# What this task involves:
Print the data exactly as it is given, please.

# Exercise inputs:
□ □ □ □
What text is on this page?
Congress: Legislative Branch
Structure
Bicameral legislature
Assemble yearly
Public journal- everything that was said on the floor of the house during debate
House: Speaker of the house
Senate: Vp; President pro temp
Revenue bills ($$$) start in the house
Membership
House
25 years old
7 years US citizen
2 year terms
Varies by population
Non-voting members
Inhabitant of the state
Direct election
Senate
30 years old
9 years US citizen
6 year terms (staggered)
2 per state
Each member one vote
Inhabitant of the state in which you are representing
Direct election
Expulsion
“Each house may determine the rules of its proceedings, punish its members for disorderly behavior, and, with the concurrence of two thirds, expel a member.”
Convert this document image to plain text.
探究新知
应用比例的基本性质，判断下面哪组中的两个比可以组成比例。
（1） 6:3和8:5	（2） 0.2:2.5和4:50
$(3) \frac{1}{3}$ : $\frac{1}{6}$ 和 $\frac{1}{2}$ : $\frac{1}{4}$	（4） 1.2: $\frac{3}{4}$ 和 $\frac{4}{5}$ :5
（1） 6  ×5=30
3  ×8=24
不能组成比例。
□ □ □ □
# Solution for this task:
What text is on this page?
Congress: Legislative Branch
Structure
Bicameral legislature
Assemble yearly
Public journal- everything that was said on the floor of the house during debate
House: Speaker of the house
Senate: Vp; President pro temp
Revenue bills ($$$) start in the house
Membership
House
25 years old
7 years US citizen
2 year terms
Varies by population
Non-voting members
Inhabitant of the state
Direct election
Senate
30 years old
9 years US citizen
6 year terms (staggered)
2 per state
Each member one vote
Inhabitant of the state in which you are representing
Direct election
Expulsion
“Each house may determine the rules of its proceedings, punish its members for disorderly behavior, and, with the concurrence of two thirds, expel a member.”
Convert this document image to plain text.
探究新知
应用比例的基本性质，判断下面哪组中的两个比可以组成比例。
（1） 6:3和8:5	（2） 0.2:2.5和4:50
$(3) \frac{1}{3}$ : $\frac{1}{6}$ 和 $\frac{1}{2}$ : $\frac{1}{4}$	（4） 1.2: $\frac{3}{4}$ 和 $\frac{4}{5}$ :5
（1） 6  ×5=30
3  ×8=24
不能组成比例。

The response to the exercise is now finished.